(begin)
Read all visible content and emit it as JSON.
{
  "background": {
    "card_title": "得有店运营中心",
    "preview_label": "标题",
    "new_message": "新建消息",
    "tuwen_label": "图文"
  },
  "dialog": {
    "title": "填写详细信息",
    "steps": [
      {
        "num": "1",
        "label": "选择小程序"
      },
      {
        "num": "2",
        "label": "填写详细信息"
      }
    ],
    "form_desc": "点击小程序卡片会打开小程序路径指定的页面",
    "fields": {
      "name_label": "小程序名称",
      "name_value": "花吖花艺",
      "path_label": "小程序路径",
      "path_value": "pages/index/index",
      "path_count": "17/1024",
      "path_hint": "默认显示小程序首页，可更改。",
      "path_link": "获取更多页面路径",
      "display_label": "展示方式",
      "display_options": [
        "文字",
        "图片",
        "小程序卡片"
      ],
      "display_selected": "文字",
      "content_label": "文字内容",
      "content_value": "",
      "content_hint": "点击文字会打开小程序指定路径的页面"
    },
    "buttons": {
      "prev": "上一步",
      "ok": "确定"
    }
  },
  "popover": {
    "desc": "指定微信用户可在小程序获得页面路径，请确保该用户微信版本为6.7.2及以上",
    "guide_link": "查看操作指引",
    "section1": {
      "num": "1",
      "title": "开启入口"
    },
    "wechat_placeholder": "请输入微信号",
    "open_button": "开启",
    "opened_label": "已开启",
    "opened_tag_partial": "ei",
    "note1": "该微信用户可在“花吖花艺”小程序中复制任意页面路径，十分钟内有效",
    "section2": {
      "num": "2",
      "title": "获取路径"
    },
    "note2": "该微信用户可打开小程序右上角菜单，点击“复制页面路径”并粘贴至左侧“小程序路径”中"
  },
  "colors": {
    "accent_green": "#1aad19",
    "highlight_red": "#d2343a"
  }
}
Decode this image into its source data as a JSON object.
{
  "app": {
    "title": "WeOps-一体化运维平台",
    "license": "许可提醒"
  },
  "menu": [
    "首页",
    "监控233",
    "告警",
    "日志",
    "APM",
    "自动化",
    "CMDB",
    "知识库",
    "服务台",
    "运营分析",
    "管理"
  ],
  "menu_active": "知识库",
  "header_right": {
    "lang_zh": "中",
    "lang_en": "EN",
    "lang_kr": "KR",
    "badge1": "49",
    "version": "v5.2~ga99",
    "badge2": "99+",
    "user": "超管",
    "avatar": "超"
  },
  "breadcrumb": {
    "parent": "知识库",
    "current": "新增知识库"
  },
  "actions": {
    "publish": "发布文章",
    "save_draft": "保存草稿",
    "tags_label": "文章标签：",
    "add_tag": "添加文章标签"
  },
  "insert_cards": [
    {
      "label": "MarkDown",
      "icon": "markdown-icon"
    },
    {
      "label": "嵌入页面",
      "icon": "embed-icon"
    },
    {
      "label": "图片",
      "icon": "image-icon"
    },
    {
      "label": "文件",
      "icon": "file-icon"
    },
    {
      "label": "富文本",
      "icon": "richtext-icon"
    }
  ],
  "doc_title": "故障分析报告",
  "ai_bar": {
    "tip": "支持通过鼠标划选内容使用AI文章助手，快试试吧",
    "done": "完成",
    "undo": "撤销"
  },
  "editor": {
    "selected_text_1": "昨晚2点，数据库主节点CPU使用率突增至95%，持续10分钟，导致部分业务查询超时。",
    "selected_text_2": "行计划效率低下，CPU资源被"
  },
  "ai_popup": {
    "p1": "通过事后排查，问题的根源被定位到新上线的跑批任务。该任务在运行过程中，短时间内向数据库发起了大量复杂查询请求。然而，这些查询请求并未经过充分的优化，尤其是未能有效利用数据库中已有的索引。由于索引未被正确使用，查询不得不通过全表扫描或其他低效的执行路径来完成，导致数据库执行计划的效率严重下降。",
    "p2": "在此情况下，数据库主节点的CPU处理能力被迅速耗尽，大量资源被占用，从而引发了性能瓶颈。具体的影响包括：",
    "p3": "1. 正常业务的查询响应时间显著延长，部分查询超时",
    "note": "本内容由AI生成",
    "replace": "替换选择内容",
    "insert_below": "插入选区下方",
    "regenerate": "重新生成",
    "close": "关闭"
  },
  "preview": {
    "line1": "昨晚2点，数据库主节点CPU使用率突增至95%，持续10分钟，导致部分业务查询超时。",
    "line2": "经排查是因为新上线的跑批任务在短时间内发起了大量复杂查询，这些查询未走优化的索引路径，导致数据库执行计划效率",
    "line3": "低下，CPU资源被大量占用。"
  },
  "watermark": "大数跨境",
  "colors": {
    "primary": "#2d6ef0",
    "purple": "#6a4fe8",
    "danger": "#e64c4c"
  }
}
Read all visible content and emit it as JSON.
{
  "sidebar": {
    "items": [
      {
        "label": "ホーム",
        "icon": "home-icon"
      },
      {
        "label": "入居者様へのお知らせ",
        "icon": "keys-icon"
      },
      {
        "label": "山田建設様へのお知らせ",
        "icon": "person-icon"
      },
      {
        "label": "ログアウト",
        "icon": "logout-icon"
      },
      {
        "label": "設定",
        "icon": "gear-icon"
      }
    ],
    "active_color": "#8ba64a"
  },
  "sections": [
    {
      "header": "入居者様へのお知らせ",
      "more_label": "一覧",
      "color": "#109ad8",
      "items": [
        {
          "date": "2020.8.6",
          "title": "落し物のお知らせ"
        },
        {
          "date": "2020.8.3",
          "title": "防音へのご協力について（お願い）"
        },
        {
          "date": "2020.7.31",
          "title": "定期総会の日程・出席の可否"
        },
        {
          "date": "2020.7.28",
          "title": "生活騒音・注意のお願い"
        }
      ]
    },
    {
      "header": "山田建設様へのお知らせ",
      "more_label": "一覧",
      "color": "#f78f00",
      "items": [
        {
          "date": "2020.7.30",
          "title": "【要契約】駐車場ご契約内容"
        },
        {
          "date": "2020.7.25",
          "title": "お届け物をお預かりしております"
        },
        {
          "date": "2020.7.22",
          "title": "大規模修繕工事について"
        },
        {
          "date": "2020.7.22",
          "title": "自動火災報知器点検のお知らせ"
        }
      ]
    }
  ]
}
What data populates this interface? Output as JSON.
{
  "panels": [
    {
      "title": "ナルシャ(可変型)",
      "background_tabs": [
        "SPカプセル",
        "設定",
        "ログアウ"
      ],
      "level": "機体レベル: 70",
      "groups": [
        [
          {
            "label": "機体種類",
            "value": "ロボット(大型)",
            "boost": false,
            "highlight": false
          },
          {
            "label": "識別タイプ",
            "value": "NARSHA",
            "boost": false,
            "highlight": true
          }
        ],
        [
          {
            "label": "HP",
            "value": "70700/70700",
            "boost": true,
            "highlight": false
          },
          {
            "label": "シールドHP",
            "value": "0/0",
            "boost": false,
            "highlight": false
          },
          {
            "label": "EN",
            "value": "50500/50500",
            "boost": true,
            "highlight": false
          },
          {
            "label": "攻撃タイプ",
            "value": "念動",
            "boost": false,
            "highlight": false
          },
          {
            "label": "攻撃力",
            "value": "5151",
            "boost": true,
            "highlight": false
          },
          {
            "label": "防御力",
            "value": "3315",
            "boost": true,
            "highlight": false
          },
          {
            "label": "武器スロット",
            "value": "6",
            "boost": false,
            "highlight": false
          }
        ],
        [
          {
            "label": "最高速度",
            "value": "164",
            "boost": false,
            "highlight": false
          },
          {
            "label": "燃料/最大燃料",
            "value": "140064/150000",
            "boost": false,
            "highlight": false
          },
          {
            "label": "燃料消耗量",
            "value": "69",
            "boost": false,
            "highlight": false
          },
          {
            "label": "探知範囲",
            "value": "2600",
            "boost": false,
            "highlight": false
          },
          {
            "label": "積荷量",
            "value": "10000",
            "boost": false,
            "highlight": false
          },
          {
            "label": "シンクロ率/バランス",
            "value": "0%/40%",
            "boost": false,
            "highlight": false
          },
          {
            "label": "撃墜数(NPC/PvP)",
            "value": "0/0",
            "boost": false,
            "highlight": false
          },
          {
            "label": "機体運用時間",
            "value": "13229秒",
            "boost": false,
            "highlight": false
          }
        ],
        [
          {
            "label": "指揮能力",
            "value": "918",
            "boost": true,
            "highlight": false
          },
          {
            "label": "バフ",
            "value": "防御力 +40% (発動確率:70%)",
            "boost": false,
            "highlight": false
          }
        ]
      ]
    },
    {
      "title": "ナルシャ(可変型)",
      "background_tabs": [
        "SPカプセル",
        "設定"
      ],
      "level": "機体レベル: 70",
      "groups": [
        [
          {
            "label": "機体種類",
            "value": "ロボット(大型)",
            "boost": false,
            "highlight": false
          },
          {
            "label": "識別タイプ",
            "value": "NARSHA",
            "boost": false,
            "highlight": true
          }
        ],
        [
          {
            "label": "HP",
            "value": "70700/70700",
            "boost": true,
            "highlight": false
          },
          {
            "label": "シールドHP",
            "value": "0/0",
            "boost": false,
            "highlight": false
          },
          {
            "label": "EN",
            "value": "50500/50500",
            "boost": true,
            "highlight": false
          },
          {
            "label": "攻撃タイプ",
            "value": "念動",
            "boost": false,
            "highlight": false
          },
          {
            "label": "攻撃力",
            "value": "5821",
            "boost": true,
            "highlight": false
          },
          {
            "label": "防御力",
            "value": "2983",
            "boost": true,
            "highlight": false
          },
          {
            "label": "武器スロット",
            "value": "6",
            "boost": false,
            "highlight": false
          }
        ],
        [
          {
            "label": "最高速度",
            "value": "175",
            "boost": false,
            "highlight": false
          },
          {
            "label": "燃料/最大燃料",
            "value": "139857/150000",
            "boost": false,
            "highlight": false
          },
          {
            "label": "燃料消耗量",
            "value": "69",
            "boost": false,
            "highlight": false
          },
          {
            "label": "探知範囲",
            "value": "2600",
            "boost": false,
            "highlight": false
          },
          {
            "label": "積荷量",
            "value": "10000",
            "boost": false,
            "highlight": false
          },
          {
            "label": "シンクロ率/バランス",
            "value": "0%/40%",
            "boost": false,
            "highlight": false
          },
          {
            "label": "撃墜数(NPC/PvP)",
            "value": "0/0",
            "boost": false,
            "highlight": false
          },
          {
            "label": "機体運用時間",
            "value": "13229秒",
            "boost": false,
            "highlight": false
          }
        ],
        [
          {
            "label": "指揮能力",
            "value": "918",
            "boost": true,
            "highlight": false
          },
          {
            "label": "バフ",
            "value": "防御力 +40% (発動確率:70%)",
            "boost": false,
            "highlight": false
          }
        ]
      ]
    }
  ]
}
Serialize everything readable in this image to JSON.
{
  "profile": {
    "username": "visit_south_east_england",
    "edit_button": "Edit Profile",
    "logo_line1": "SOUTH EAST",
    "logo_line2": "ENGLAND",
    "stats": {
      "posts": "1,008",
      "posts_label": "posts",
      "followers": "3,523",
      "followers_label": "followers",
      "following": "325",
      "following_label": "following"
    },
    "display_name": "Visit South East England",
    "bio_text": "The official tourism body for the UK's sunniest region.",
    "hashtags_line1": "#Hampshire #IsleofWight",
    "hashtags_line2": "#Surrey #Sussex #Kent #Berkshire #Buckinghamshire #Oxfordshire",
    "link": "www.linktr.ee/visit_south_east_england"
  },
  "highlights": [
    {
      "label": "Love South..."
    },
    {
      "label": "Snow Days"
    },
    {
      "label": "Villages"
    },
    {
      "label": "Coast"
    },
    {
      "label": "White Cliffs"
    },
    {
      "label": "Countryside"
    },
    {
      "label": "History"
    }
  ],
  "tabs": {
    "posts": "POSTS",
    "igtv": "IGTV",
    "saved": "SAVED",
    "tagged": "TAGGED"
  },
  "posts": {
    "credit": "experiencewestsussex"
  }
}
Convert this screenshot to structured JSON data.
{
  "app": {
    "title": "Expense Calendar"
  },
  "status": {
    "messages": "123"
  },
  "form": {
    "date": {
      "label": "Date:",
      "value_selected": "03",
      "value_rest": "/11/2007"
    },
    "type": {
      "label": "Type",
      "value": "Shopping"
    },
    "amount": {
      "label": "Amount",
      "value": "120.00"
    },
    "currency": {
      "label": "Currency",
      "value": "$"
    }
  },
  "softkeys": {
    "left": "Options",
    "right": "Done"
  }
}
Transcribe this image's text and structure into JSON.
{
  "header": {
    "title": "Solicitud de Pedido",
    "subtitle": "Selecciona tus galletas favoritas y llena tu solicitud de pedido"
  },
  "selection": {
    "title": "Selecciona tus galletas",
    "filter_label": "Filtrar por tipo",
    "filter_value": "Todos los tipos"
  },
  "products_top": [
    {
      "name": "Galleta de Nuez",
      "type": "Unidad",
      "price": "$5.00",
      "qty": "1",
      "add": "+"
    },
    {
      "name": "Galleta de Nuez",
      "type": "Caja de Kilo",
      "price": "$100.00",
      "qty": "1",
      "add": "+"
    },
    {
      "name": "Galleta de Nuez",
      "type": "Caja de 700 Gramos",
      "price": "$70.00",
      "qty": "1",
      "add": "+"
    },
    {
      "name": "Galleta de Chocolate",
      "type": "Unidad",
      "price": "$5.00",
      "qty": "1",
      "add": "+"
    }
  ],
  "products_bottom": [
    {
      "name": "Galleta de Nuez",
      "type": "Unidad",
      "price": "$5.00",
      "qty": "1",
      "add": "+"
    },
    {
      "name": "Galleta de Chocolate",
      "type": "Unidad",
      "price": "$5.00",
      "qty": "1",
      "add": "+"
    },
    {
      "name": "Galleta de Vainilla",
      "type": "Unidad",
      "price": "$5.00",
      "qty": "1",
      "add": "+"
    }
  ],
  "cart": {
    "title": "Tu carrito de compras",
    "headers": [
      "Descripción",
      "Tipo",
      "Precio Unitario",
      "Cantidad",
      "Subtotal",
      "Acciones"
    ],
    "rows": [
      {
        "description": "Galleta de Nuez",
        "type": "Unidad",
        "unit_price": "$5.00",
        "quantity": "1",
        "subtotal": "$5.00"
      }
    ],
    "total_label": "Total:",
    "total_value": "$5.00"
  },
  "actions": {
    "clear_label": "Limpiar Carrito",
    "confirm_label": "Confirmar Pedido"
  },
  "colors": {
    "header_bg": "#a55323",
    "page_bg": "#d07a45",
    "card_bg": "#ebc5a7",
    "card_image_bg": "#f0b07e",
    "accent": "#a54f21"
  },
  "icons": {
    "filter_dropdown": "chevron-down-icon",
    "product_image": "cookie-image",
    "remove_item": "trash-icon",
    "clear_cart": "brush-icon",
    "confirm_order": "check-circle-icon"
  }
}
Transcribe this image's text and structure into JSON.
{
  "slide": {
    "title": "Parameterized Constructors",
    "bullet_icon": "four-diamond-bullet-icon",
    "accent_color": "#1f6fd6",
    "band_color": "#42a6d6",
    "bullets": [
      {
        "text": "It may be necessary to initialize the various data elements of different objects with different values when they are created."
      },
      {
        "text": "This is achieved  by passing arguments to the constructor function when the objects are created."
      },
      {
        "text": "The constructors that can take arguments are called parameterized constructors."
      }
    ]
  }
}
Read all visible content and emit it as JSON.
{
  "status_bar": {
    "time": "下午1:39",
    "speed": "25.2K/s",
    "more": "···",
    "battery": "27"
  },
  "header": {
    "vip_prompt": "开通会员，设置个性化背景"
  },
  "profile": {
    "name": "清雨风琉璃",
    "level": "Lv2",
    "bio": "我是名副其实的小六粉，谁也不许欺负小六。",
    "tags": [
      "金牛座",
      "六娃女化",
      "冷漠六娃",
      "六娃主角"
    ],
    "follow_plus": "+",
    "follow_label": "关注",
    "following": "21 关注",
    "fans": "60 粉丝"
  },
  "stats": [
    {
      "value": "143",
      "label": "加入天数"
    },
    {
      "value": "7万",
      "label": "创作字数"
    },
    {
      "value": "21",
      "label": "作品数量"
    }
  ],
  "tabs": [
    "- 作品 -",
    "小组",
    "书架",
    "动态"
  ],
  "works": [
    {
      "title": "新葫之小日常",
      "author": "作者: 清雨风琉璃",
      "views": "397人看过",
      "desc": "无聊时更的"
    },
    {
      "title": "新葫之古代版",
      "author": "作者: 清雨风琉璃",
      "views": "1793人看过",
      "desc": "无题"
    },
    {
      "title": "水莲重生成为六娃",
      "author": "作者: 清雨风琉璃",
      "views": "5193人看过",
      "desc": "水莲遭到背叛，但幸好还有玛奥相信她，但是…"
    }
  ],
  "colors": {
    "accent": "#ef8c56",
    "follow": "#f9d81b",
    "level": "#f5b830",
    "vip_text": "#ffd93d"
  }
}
(end)
--- WHAT YOU ARE ASKED TO DO ---
Give only the count of lines in the data that include the string "posts".

--- RESULT OF THIS EXERCISE ---
4